- _TO BE DONE_:
Look for the string "которой" in every line, and copy each line that has it.

- _SUPPLIED RECORDS_:
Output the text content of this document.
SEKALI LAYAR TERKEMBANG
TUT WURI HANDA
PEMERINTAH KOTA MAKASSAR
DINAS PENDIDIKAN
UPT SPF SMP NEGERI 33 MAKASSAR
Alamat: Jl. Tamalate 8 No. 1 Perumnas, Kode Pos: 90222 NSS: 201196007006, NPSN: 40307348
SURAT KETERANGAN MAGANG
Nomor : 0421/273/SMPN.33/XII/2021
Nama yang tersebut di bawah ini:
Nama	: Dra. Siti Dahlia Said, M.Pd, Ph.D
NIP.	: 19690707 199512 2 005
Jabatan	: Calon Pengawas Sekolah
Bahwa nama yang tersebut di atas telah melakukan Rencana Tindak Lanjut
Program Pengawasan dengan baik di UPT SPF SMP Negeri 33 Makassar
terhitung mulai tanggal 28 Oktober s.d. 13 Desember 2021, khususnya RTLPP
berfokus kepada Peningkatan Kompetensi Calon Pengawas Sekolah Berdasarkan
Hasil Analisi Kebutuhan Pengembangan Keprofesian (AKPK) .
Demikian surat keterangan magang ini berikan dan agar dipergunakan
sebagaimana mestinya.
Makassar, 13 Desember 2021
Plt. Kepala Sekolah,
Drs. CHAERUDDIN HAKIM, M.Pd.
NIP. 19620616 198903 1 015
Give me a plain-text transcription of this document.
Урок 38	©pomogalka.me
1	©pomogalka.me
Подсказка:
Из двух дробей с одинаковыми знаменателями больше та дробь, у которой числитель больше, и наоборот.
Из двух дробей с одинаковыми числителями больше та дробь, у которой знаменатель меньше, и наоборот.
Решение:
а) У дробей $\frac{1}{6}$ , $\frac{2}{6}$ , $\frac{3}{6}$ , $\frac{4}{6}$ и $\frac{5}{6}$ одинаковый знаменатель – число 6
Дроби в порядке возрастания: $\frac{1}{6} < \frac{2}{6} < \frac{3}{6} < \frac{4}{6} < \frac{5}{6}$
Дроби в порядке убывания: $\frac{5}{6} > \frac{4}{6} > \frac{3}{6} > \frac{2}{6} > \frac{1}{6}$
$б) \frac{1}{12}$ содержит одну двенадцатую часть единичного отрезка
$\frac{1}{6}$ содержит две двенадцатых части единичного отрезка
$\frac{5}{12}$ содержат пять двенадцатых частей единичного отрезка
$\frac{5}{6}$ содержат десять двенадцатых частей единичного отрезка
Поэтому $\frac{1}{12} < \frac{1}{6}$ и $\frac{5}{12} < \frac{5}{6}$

- _WRITTEN REPLY_:
Из двух дробей с одинаковыми знаменателями больше та дробь, у которой числитель больше, и наоборот.
Из двух дробей с одинаковыми числителями больше та дробь, у которой знаменатель меньше, и наоборот.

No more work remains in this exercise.